Task.
Work out the number of lines in the records that include the word "through"; reply with that number alone.

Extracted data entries
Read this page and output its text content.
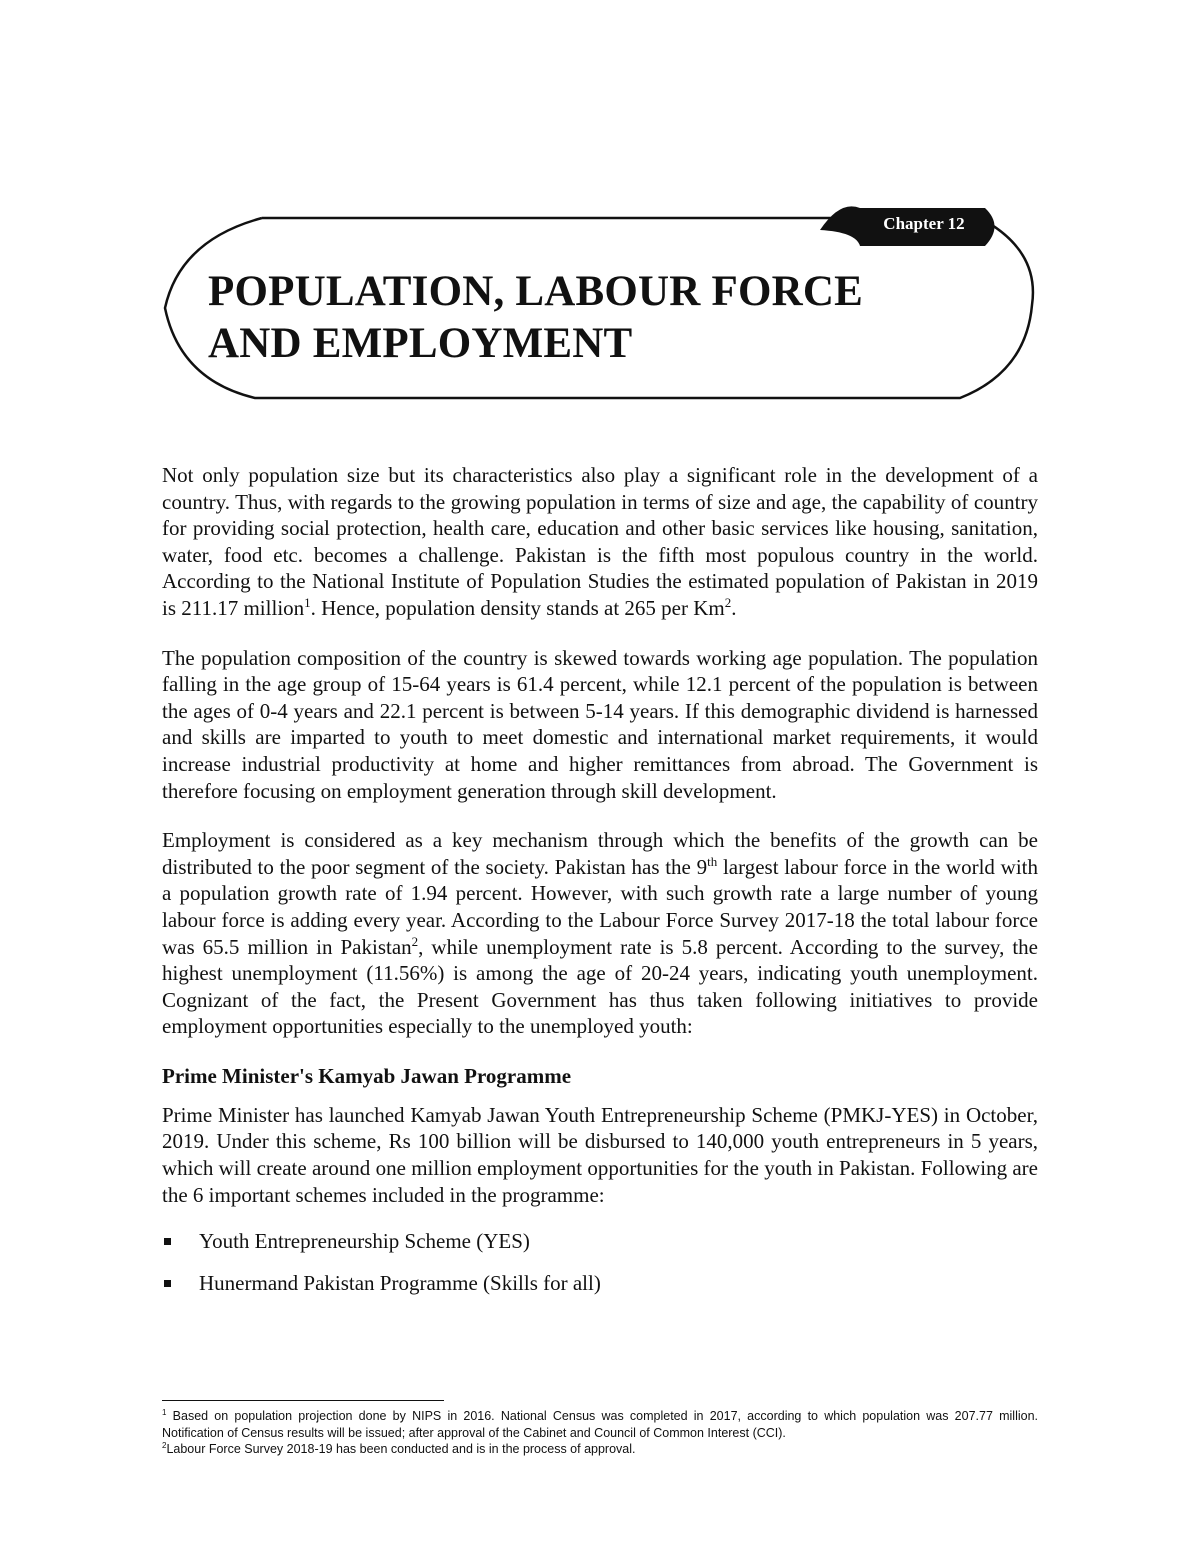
Chapter 12
POPULATION, LABOUR FORCE
AND EMPLOYMENT

Not only population size but its characteristics also play a significant role in the development of a country. Thus, with regards to the growing population in terms of size and age, the capability of country for providing social protection, health care, education and other basic services like housing, sanitation, water, food etc. becomes a challenge. Pakistan is the fifth most populous country in the world. According to the National Institute of Population Studies the estimated population of Pakistan in 2019 is 211.17 million$^1$. Hence, population density stands at 265 per Km$^2$.

The population composition of the country is skewed towards working age population. The population falling in the age group of 15-64 years is 61.4 percent, while 12.1 percent of the population is between the ages of 0-4 years and 22.1 percent is between 5-14 years. If this demographic dividend is harnessed and skills are imparted to youth to meet domestic and international market requirements, it would increase industrial productivity at home and higher remittances from abroad. The Government is therefore focusing on employment generation through skill development.

Employment is considered as a key mechanism through which the benefits of the growth can be distributed to the poor segment of the society. Pakistan has the 9th largest labour force in the world with a population growth rate of 1.94 percent. However, with such growth rate a large number of young labour force is adding every year. According to the Labour Force Survey 2017-18 the total labour force was 65.5 million in Pakistan$^2$, while unemployment rate is 5.8 percent. According to the survey, the highest unemployment (11.56%) is among the age of 20-24 years, indicating youth unemployment. Cognizant of the fact, the Present Government has thus taken following initiatives to provide employment opportunities especially to the unemployed youth:

Prime Minister's Kamyab Jawan Programme

Prime Minister has launched Kamyab Jawan Youth Entrepreneurship Scheme (PMKJ-YES) in October, 2019. Under this scheme, Rs 100 billion will be disbursed to 140,000 youth entrepreneurs in 5 years, which will create around one million employment opportunities for the youth in Pakistan. Following are the 6 important schemes included in the programme:

Youth Entrepreneurship Scheme (YES)
Hunermand Pakistan Programme (Skills for all)

$^1$ Based on population projection done by NIPS in 2016. National Census was completed in 2017, according to which population was 207.77 million. Notification of Census results will be issued; after approval of the Cabinet and Council of Common Interest (CCI).

$^2$Labour Force Survey 2018-19 has been conducted and is in the process of approval.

Task output.
2